Stated problem:
Of the lines in this listing, how many contain the word "Alpha"? Give the number and nothing else.

[Source records]
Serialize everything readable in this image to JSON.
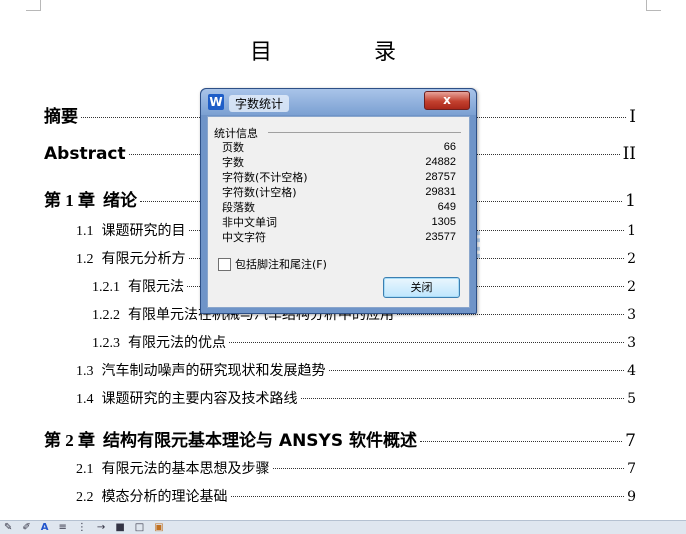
{
  "document": {
    "toc_title": "目　录",
    "entries": [
      {
        "num": "",
        "label": "摘要",
        "page": "I",
        "level": 1
      },
      {
        "num": "",
        "label": "Abstract",
        "page": "II",
        "level": 1
      },
      {
        "num": "第 1 章",
        "label": "绪论",
        "page": "1",
        "level": 1
      },
      {
        "num": "1.1",
        "label": "课题研究的目",
        "page": "1",
        "level": 2
      },
      {
        "num": "1.2",
        "label": "有限元分析方",
        "page": "2",
        "level": 2
      },
      {
        "num": "1.2.1",
        "label": "有限元法",
        "page": "2",
        "level": 3
      },
      {
        "num": "1.2.2",
        "label": "有限单元法在机械与汽车结构分析中的应用",
        "page": "3",
        "level": 3
      },
      {
        "num": "1.2.3",
        "label": "有限元法的优点",
        "page": "3",
        "level": 3
      },
      {
        "num": "1.3",
        "label": "汽车制动噪声的研究现状和发展趋势",
        "page": "4",
        "level": 2
      },
      {
        "num": "1.4",
        "label": "课题研究的主要内容及技术路线",
        "page": "5",
        "level": 2
      },
      {
        "num": "第 2 章",
        "label": "结构有限元基本理论与 ANSYS 软件概述",
        "page": "7",
        "level": 1
      },
      {
        "num": "2.1",
        "label": "有限元法的基本思想及步骤",
        "page": "7",
        "level": 2
      },
      {
        "num": "2.2",
        "label": "模态分析的理论基础",
        "page": "9",
        "level": 2
      }
    ]
  },
  "watermark": {
    "text": "文库",
    "color": "#4a90d9"
  },
  "dialog": {
    "title": "字数统计",
    "app_icon": "W",
    "close_symbol": "x",
    "group_label": "统计信息",
    "stats": [
      {
        "label": "页数",
        "value": "66"
      },
      {
        "label": "字数",
        "value": "24882"
      },
      {
        "label": "字符数(不计空格)",
        "value": "28757"
      },
      {
        "label": "字符数(计空格)",
        "value": "29831"
      },
      {
        "label": "段落数",
        "value": "649"
      },
      {
        "label": "非中文单词",
        "value": "1305"
      },
      {
        "label": "中文字符",
        "value": "23577"
      }
    ],
    "include_footnotes_label": "包括脚注和尾注(F)",
    "include_footnotes_checked": false,
    "close_button_label": "关闭"
  },
  "toolbar": {
    "icons": [
      "paint-icon",
      "pen-icon",
      "font-color-icon",
      "align-icon",
      "list-icon",
      "arrow-icon",
      "shape-icon",
      "box-icon",
      "image-icon"
    ]
  }
}
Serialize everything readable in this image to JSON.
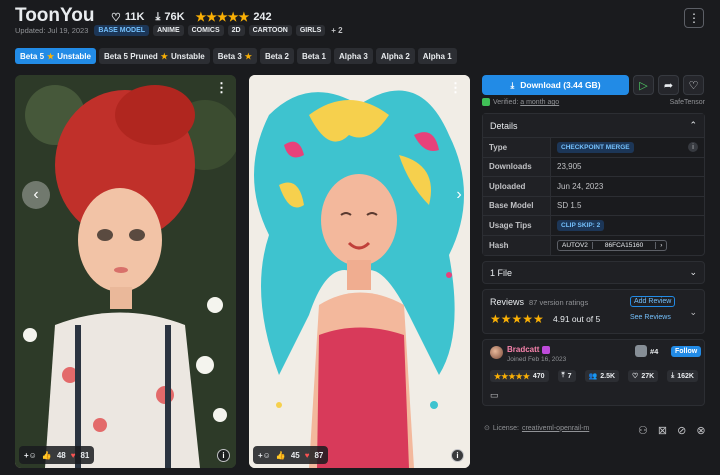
{
  "header": {
    "title": "ToonYou",
    "likes": "11K",
    "downloads": "76K",
    "rating_count": "242",
    "more_icon": "⋮"
  },
  "meta": {
    "updated": "Updated: Jul 19, 2023",
    "base_badge": "BASE MODEL",
    "tags": [
      "ANIME",
      "COMICS",
      "2D",
      "CARTOON",
      "GIRLS"
    ],
    "more_tags": "+ 2"
  },
  "versions": [
    {
      "label": "Beta 5",
      "star": true,
      "suffix": "Unstable",
      "active": true
    },
    {
      "label": "Beta 5 Pruned",
      "star": true,
      "suffix": "Unstable",
      "active": false
    },
    {
      "label": "Beta 3",
      "star": true,
      "suffix": "",
      "active": false
    },
    {
      "label": "Beta 2",
      "star": false,
      "suffix": "",
      "active": false
    },
    {
      "label": "Beta 1",
      "star": false,
      "suffix": "",
      "active": false
    },
    {
      "label": "Alpha 3",
      "star": false,
      "suffix": "",
      "active": false
    },
    {
      "label": "Alpha 2",
      "star": false,
      "suffix": "",
      "active": false
    },
    {
      "label": "Alpha 1",
      "star": false,
      "suffix": "",
      "active": false
    }
  ],
  "gallery": {
    "cards": [
      {
        "likes": "48",
        "hearts": "81"
      },
      {
        "likes": "45",
        "hearts": "87"
      }
    ]
  },
  "sidebar": {
    "download_label": "Download (3.44 GB)",
    "verified_prefix": "Verified:",
    "verified_when": "a month ago",
    "safetensor": "SafeTensor",
    "details_title": "Details",
    "details": {
      "type_label": "Type",
      "type_value": "CHECKPOINT MERGE",
      "downloads_label": "Downloads",
      "downloads_value": "23,905",
      "uploaded_label": "Uploaded",
      "uploaded_value": "Jun 24, 2023",
      "base_label": "Base Model",
      "base_value": "SD 1.5",
      "tips_label": "Usage Tips",
      "tips_value": "CLIP SKIP: 2",
      "hash_label": "Hash",
      "hash_algo": "AUTOV2",
      "hash_value": "86FCA15160"
    },
    "files_label": "1 File",
    "reviews": {
      "title": "Reviews",
      "count": "87 version ratings",
      "score": "4.91 out of 5",
      "add": "Add Review",
      "see": "See Reviews"
    },
    "creator": {
      "name": "Bradcatt",
      "joined": "Joined Feb 16, 2023",
      "rank": "#4",
      "follow": "Follow",
      "rating_count": "470",
      "uploads": "7",
      "followers": "2.5K",
      "likes": "27K",
      "downloads": "162K"
    },
    "license_prefix": "License:",
    "license_name": "creativeml-openrail-m"
  },
  "colors": {
    "accent": "#228be6",
    "background": "#1a1b1e",
    "star": "#fab005",
    "heart": "#fa5252"
  }
}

Solution to this problem:
3